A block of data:
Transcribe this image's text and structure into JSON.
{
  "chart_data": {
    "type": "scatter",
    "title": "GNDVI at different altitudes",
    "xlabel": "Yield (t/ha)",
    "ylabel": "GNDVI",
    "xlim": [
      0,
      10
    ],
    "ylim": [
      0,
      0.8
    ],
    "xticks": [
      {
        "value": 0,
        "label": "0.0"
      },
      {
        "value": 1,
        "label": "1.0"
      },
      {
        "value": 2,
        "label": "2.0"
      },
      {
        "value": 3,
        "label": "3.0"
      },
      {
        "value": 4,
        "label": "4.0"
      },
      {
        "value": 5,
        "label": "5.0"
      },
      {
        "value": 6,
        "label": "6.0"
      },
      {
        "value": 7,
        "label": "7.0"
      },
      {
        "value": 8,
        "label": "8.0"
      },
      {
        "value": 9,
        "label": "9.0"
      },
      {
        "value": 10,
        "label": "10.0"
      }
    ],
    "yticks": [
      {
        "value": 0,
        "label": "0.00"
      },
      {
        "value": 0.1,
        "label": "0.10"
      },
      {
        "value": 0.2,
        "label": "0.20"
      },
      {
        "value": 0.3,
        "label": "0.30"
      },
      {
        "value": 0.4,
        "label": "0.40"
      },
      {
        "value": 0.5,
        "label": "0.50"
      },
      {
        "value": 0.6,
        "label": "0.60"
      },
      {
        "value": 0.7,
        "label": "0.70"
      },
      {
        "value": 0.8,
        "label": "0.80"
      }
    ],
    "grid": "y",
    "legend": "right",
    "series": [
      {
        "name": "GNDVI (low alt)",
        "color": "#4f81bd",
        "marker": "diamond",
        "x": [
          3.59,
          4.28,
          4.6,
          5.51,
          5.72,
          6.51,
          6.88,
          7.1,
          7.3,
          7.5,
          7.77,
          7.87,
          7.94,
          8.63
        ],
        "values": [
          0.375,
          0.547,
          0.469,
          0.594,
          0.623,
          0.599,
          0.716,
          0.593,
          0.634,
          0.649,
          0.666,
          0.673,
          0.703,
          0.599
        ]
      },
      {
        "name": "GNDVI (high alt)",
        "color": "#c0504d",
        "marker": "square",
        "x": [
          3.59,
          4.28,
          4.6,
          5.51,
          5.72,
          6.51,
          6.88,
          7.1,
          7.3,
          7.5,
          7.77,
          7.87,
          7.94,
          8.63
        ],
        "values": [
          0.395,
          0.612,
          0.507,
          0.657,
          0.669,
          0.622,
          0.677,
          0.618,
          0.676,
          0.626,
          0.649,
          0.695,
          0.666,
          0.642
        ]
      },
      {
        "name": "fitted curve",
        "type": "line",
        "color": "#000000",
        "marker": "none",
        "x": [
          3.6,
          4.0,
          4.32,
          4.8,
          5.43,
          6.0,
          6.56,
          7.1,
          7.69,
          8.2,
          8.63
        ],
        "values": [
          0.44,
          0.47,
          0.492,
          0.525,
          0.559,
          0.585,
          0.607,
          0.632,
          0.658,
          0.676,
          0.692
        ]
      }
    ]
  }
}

TASK STATEMENT
For the entries shown above, give the number of lines that include the word "GNDVI", without any other text.

IN RESPONSE
4